__WORK REQUIRED__.
Can the data below be set down again exactly, line for line?

__THE DATA__.

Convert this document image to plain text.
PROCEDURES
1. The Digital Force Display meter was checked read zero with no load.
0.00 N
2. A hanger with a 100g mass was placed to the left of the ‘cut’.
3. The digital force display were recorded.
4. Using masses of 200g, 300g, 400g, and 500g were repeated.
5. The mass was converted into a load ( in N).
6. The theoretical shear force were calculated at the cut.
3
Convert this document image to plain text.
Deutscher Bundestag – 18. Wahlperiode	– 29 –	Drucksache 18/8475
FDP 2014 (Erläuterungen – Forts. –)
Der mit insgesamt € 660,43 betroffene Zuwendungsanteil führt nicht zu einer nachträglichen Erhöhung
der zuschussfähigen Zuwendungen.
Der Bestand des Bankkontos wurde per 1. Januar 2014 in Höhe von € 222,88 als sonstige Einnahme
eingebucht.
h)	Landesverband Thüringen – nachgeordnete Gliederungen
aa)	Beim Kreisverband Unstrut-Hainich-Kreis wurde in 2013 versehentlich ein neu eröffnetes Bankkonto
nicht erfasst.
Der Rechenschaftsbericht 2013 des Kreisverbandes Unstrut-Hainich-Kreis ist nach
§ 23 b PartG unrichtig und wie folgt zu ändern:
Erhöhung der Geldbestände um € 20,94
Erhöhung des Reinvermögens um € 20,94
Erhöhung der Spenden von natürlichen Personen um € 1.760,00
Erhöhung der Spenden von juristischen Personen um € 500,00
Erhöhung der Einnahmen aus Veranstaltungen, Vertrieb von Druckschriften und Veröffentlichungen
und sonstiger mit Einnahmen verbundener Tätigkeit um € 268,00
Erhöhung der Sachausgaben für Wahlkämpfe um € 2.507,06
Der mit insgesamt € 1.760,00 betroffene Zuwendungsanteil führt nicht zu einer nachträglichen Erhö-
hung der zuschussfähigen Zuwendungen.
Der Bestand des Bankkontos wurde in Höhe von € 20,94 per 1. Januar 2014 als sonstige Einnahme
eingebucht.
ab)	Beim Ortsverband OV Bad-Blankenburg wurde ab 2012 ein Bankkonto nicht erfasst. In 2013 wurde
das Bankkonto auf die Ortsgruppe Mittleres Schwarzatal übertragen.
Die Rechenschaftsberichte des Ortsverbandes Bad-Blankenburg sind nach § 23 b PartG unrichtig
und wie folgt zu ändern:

__PROBLEM SOLUTION__.
Convert this document image to plain text.
PROCEDURES
1. The Digital Force Display meter was checked read zero with no load.
0.00 N
2. A hanger with a 100g mass was placed to the left of the ‘cut’.
3. The digital force display were recorded.
4. Using masses of 200g, 300g, 400g, and 500g were repeated.
5. The mass was converted into a load ( in N).
6. The theoretical shear force were calculated at the cut.
3
Convert this document image to plain text.
Deutscher Bundestag – 18. Wahlperiode	– 29 –	Drucksache 18/8475
FDP 2014 (Erläuterungen – Forts. –)
Der mit insgesamt € 660,43 betroffene Zuwendungsanteil führt nicht zu einer nachträglichen Erhöhung
der zuschussfähigen Zuwendungen.
Der Bestand des Bankkontos wurde per 1. Januar 2014 in Höhe von € 222,88 als sonstige Einnahme
eingebucht.
h)	Landesverband Thüringen – nachgeordnete Gliederungen
aa)	Beim Kreisverband Unstrut-Hainich-Kreis wurde in 2013 versehentlich ein neu eröffnetes Bankkonto
nicht erfasst.
Der Rechenschaftsbericht 2013 des Kreisverbandes Unstrut-Hainich-Kreis ist nach
§ 23 b PartG unrichtig und wie folgt zu ändern:
Erhöhung der Geldbestände um € 20,94
Erhöhung des Reinvermögens um € 20,94
Erhöhung der Spenden von natürlichen Personen um € 1.760,00
Erhöhung der Spenden von juristischen Personen um € 500,00
Erhöhung der Einnahmen aus Veranstaltungen, Vertrieb von Druckschriften und Veröffentlichungen
und sonstiger mit Einnahmen verbundener Tätigkeit um € 268,00
Erhöhung der Sachausgaben für Wahlkämpfe um € 2.507,06
Der mit insgesamt € 1.760,00 betroffene Zuwendungsanteil führt nicht zu einer nachträglichen Erhö-
hung der zuschussfähigen Zuwendungen.
Der Bestand des Bankkontos wurde in Höhe von € 20,94 per 1. Januar 2014 als sonstige Einnahme
eingebucht.
ab)	Beim Ortsverband OV Bad-Blankenburg wurde ab 2012 ein Bankkonto nicht erfasst. In 2013 wurde
das Bankkonto auf die Ortsgruppe Mittleres Schwarzatal übertragen.
Die Rechenschaftsberichte des Ortsverbandes Bad-Blankenburg sind nach § 23 b PartG unrichtig
und wie folgt zu ändern:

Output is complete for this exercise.